**Task objective**
Find every line with the word "чийто". Copy those lines.

**Extracted data**
◇ ◇ ◇

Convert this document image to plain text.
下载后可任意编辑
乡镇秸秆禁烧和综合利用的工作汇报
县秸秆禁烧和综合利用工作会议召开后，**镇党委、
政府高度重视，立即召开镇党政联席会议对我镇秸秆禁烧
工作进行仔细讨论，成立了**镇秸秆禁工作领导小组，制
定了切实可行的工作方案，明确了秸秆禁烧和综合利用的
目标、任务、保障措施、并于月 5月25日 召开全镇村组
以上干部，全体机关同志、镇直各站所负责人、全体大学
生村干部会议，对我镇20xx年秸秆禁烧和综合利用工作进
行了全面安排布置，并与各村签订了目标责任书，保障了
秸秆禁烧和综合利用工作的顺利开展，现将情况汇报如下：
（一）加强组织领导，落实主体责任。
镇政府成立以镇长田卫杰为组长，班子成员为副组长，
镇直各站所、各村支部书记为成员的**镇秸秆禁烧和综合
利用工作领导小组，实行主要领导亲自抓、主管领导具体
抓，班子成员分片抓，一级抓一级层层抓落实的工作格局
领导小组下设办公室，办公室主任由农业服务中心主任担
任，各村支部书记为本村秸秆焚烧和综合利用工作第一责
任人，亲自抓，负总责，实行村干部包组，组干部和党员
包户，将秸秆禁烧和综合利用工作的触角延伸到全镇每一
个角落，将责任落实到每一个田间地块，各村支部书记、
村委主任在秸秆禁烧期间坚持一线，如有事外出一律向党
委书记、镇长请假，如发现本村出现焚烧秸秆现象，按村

◇ ◇ ◇

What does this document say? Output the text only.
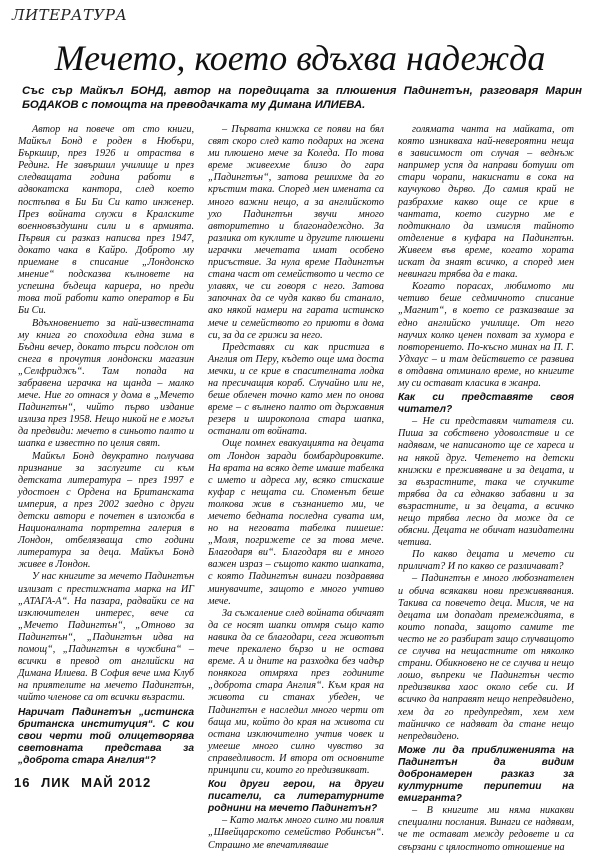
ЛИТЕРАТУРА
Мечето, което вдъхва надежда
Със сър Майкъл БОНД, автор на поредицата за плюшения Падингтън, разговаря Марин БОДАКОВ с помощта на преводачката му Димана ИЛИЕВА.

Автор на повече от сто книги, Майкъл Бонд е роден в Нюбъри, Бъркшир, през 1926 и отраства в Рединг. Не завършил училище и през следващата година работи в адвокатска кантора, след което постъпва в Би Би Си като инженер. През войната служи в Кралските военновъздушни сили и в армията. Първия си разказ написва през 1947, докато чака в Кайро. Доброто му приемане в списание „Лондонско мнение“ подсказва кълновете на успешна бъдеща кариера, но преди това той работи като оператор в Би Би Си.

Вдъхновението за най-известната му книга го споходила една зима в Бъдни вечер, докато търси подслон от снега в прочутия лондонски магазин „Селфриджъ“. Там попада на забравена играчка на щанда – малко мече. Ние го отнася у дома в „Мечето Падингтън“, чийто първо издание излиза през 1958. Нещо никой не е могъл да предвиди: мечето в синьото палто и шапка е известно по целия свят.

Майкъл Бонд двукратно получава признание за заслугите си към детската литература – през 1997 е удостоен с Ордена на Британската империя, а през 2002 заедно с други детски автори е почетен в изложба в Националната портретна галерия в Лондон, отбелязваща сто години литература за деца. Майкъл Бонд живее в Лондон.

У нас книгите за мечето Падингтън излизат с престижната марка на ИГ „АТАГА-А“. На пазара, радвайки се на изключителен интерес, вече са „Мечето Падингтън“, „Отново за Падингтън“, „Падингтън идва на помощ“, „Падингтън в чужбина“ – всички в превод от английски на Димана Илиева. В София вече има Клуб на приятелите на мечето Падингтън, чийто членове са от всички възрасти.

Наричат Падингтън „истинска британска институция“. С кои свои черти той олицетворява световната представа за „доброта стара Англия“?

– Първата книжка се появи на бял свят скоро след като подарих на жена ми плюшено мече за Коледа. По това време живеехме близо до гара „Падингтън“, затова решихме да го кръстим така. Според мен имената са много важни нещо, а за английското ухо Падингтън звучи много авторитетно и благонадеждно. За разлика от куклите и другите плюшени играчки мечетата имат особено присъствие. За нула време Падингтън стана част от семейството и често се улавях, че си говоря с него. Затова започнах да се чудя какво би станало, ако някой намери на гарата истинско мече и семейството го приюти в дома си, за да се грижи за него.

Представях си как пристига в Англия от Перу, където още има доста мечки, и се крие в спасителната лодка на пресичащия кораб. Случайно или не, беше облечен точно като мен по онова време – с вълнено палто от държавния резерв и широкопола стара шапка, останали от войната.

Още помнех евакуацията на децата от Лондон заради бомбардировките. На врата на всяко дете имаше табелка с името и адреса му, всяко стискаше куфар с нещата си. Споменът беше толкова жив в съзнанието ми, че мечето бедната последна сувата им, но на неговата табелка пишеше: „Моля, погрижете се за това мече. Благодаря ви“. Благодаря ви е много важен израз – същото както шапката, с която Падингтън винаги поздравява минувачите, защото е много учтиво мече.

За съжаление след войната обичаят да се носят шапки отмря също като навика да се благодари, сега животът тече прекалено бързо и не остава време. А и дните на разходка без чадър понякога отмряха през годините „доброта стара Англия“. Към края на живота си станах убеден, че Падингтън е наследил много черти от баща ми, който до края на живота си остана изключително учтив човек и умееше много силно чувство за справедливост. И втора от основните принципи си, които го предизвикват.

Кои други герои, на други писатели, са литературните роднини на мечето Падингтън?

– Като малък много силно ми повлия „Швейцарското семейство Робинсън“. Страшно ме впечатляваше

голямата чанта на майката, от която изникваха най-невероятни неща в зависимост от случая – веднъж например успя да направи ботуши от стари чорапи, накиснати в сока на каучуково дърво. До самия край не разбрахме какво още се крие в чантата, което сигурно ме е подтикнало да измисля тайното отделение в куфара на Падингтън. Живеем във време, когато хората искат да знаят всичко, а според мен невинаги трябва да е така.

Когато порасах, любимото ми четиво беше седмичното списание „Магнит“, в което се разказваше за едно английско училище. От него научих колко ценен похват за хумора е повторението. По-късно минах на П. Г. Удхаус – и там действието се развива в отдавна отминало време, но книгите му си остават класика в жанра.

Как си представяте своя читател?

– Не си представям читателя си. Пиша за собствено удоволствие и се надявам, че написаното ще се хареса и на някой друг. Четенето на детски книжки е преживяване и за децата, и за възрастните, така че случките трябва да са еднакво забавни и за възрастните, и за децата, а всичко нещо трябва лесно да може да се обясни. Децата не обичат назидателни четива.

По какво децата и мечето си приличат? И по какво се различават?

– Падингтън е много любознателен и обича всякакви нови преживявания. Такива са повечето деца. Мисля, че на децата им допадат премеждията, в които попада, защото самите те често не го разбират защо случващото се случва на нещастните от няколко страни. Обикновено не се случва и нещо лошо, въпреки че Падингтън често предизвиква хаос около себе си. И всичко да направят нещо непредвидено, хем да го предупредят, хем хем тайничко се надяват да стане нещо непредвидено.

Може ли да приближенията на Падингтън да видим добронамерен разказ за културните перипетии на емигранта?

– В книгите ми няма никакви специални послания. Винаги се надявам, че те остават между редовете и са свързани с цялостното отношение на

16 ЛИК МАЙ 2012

◇ ◇ ◇

**Written solution**
Вдъхновението за най-известната му книга го споходила една зима в Бъдни вечер, докато търси подслон от снега в прочутия лондонски магазин „Селфриджъ“. Там попада на забравена играчка на щанда – малко мече. Ние го отнася у дома в „Мечето Падингтън“, чийто първо издание излиза през 1958. Нещо никой не е могъл да предвиди: мечето в синьото палто и шапка е известно по целия свят.
У нас книгите за мечето Падингтън излизат с престижната марка на ИГ „АТАГА-А“. На пазара, радвайки се на изключителен интерес, вече са „Мечето Падингтън“, „Отново за Падингтън“, „Падингтън идва на помощ“, „Падингтън в чужбина“ – всички в превод от английски на Димана Илиева. В София вече има Клуб на приятелите на мечето Падингтън, чийто членове са от всички възрасти.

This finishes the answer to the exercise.